__WHAT IS EXPECTED__:
Check the listing below line by line and report how many lines hold "colored", with no other words.

__RECORDS SUPPLIED__:

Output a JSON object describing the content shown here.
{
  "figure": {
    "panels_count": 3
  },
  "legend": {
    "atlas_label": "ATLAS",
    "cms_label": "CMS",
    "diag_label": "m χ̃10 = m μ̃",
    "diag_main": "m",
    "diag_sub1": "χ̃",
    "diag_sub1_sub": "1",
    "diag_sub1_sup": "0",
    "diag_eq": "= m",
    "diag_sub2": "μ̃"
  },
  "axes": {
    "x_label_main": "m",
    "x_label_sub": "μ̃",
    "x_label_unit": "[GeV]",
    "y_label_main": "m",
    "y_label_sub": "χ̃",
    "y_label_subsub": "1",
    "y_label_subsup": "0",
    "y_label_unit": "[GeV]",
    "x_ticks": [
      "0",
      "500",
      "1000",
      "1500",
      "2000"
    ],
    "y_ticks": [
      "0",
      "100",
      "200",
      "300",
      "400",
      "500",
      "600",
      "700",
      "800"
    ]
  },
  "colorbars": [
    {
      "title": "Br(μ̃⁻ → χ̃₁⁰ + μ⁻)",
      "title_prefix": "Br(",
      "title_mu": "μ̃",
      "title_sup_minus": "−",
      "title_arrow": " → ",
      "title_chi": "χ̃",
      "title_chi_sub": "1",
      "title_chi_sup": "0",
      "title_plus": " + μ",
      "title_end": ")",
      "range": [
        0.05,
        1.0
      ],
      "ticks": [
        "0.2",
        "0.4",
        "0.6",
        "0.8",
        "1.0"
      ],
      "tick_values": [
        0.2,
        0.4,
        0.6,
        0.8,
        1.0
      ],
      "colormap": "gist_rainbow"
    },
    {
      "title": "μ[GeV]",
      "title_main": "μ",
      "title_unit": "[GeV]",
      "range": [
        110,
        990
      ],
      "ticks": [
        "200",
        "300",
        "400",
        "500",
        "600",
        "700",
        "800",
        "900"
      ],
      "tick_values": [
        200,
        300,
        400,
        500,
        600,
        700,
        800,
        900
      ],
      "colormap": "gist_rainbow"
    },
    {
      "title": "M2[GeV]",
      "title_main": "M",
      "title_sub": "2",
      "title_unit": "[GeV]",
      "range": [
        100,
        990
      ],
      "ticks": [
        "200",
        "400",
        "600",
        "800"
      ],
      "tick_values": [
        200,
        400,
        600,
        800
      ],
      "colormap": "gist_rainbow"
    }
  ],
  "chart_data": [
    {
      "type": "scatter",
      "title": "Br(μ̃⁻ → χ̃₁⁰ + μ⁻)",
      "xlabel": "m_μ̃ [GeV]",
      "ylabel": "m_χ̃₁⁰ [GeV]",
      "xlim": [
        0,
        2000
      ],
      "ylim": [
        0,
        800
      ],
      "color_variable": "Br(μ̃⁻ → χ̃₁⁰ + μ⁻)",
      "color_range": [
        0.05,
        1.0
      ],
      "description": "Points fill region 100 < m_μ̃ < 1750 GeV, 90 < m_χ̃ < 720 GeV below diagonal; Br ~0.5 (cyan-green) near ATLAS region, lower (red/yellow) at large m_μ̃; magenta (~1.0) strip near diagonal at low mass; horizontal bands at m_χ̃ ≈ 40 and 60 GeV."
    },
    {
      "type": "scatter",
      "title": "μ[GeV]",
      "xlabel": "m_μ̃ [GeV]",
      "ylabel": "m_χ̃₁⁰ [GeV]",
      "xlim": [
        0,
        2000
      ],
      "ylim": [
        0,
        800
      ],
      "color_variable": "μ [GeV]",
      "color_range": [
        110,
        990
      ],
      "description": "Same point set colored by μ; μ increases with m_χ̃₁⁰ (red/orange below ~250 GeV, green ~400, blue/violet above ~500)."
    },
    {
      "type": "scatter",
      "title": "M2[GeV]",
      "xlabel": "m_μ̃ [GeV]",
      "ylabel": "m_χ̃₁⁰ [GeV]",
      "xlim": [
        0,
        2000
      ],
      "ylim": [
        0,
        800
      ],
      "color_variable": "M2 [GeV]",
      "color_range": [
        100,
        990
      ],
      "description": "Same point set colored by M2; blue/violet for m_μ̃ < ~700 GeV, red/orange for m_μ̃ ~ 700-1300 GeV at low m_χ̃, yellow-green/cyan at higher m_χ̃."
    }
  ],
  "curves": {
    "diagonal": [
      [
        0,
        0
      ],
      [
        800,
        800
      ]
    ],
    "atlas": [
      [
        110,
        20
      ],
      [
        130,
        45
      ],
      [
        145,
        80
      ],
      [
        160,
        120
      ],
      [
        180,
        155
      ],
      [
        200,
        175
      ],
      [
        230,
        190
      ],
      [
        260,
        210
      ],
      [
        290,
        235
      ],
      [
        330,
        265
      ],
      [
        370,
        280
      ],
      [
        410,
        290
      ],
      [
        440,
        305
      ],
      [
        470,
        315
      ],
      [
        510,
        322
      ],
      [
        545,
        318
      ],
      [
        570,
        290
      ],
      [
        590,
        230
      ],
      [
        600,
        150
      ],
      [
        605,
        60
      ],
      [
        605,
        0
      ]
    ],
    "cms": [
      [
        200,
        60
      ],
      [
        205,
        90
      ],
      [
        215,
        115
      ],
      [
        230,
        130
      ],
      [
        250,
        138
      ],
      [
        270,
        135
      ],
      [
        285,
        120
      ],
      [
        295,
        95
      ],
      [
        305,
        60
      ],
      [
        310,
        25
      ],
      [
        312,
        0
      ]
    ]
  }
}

__CORRECT OUTPUT__:
2